GIVEN EXERCISE: In the material below, the lines containing the word "ASET" are required; copy each of them.

DATA LISTING:
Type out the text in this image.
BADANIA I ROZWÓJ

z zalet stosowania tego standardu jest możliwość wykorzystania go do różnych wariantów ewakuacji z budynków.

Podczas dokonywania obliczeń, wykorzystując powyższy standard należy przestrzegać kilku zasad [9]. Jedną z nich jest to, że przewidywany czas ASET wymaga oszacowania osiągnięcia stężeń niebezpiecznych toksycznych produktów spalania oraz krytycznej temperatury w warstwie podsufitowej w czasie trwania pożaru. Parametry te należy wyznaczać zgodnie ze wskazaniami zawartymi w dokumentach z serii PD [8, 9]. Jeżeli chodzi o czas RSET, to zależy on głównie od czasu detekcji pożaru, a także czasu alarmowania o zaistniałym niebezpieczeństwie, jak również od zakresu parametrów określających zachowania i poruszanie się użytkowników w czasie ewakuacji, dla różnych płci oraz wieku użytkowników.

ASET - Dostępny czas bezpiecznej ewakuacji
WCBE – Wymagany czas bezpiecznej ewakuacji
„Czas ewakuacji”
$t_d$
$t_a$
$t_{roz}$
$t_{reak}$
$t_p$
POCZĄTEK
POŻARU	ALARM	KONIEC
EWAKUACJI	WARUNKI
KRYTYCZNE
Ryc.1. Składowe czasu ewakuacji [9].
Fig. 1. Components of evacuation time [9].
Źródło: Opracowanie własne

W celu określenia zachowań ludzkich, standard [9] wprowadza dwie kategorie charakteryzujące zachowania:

RESULT OF THE EXERCISE:
Podczas dokonywania obliczeń, wykorzystując powyższy standard należy przestrzegać kilku zasad [9]. Jedną z nich jest to, że przewidywany czas ASET wymaga oszacowania osiągnięcia stężeń niebezpiecznych toksycznych produktów spalania oraz krytycznej temperatury w warstwie podsufitowej w czasie trwania pożaru. Parametry te należy wyznaczać zgodnie ze wskazaniami zawartymi w dokumentach z serii PD [8, 9]. Jeżeli chodzi o czas RSET, to zależy on głównie od czasu detekcji pożaru, a także czasu alarmowania o zaistniałym niebezpieczeństwie, jak również od zakresu parametrów określających zachowania i poruszanie się użytkowników w czasie ewakuacji, dla różnych płci oraz wieku użytkowników.
ASET - Dostępny czas bezpiecznej ewakuacji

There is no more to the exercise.